-- Records shown --
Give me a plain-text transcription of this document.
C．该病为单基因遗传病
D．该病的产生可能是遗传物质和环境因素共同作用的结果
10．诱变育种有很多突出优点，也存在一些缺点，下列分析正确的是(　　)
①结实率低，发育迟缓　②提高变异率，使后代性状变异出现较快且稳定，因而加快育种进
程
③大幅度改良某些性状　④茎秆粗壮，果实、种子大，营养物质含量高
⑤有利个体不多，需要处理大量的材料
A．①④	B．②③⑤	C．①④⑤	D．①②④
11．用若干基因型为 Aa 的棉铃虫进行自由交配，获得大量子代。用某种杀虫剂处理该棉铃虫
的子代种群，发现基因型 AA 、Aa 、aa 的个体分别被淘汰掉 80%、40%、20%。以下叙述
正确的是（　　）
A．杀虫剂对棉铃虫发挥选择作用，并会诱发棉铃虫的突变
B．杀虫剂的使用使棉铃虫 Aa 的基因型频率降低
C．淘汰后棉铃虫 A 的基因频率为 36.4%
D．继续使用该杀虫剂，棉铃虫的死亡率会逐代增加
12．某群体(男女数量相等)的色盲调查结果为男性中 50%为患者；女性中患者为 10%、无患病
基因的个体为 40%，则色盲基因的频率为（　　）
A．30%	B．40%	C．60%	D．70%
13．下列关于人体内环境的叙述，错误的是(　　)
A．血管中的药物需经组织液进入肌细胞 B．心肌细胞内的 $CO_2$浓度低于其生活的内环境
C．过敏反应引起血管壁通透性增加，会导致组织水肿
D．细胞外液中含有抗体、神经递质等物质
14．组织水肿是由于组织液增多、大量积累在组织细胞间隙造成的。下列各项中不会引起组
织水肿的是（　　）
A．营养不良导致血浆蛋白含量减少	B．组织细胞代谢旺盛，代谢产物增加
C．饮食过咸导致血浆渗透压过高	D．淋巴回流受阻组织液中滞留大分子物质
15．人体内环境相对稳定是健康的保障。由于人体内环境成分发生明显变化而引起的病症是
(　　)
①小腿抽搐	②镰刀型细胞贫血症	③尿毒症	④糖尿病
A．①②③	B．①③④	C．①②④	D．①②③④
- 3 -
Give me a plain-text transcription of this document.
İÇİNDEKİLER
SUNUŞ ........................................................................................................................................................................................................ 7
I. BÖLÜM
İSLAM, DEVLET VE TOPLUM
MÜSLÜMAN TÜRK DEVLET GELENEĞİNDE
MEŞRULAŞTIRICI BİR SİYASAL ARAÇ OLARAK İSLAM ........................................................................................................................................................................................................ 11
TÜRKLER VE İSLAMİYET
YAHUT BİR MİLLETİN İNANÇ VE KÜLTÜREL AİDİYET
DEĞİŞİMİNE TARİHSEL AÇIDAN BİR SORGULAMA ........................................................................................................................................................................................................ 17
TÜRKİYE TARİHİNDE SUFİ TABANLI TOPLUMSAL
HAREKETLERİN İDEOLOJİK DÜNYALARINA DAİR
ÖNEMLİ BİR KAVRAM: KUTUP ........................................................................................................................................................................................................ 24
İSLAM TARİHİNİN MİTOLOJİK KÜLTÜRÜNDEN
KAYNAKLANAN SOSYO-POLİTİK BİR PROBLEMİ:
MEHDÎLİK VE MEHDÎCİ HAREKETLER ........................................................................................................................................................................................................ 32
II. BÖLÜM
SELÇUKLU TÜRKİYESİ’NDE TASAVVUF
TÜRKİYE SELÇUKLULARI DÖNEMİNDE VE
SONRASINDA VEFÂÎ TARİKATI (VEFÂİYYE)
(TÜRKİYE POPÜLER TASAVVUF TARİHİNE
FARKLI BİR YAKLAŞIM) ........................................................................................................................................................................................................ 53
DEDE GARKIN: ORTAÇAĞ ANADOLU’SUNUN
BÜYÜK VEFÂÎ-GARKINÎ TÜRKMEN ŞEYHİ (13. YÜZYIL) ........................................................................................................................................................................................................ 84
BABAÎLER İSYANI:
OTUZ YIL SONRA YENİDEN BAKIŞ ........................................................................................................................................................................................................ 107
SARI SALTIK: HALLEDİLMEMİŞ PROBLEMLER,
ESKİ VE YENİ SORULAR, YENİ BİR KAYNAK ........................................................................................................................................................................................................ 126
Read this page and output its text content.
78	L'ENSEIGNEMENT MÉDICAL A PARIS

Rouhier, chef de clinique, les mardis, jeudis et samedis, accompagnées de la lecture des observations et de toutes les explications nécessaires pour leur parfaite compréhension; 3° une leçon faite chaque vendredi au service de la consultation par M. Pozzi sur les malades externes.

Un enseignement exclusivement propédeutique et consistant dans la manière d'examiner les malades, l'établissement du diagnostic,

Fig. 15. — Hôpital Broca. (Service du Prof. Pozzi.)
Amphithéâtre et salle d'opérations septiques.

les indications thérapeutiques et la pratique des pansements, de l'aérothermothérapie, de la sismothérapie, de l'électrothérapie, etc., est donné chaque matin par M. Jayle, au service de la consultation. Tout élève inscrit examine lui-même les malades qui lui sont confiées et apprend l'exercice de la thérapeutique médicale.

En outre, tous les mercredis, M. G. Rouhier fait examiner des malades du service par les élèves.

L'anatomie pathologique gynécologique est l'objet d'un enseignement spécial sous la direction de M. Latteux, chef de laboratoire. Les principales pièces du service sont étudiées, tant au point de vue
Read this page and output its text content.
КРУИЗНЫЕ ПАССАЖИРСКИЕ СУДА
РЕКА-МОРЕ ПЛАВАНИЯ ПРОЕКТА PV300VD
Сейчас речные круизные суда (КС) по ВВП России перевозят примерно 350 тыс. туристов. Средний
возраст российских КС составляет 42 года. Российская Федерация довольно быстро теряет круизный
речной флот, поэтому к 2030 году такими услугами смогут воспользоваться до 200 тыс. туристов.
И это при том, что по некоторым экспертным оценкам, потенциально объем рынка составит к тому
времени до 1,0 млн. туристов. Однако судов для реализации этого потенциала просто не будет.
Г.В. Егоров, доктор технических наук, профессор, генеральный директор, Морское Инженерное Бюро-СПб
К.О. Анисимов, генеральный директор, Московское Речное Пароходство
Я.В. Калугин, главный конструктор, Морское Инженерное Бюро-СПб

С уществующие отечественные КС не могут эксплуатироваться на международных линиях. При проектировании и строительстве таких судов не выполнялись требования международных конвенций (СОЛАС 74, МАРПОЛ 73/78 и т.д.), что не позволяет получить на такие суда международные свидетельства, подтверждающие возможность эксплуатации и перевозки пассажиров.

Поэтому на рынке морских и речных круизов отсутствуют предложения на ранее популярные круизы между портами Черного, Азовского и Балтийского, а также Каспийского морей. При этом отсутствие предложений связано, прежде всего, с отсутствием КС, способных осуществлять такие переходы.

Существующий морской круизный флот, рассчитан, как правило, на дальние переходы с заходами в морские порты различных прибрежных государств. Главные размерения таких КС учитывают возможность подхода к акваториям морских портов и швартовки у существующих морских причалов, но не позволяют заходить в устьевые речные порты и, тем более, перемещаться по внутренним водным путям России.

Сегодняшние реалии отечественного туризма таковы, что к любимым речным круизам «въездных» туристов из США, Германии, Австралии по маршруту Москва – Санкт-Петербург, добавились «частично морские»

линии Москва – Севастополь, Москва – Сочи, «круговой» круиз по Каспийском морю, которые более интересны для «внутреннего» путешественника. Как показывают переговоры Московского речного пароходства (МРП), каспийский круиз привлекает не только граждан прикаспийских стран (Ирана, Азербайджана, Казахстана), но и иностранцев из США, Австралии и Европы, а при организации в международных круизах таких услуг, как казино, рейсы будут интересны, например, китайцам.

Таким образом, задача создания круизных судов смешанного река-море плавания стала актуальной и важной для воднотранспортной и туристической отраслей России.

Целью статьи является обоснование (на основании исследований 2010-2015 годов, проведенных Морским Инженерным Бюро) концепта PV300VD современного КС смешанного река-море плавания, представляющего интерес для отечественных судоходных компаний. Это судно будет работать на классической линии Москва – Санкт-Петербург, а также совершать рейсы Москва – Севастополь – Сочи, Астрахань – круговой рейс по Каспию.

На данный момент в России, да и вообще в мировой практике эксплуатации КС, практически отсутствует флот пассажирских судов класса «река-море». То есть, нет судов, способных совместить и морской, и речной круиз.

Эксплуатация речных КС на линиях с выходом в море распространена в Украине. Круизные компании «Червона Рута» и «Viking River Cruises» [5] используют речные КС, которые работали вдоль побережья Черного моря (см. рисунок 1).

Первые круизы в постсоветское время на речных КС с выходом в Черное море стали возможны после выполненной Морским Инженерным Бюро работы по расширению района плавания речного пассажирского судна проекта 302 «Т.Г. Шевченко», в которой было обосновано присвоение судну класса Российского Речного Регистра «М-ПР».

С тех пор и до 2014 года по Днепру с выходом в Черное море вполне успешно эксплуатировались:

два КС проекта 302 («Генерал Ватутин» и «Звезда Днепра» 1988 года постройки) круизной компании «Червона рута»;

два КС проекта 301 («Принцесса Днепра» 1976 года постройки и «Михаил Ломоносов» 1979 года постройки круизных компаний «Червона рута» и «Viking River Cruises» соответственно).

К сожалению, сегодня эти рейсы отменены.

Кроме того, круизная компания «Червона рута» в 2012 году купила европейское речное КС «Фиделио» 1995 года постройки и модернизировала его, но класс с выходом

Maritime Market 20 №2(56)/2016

-- Exercise aim --
Pull out every line of the entries that includes the word "TASAVVUF".

-- Final result --
SELÇUKLU TÜRKİYESİ’NDE TASAVVUF
(TÜRKİYE POPÜLER TASAVVUF TARİHİNE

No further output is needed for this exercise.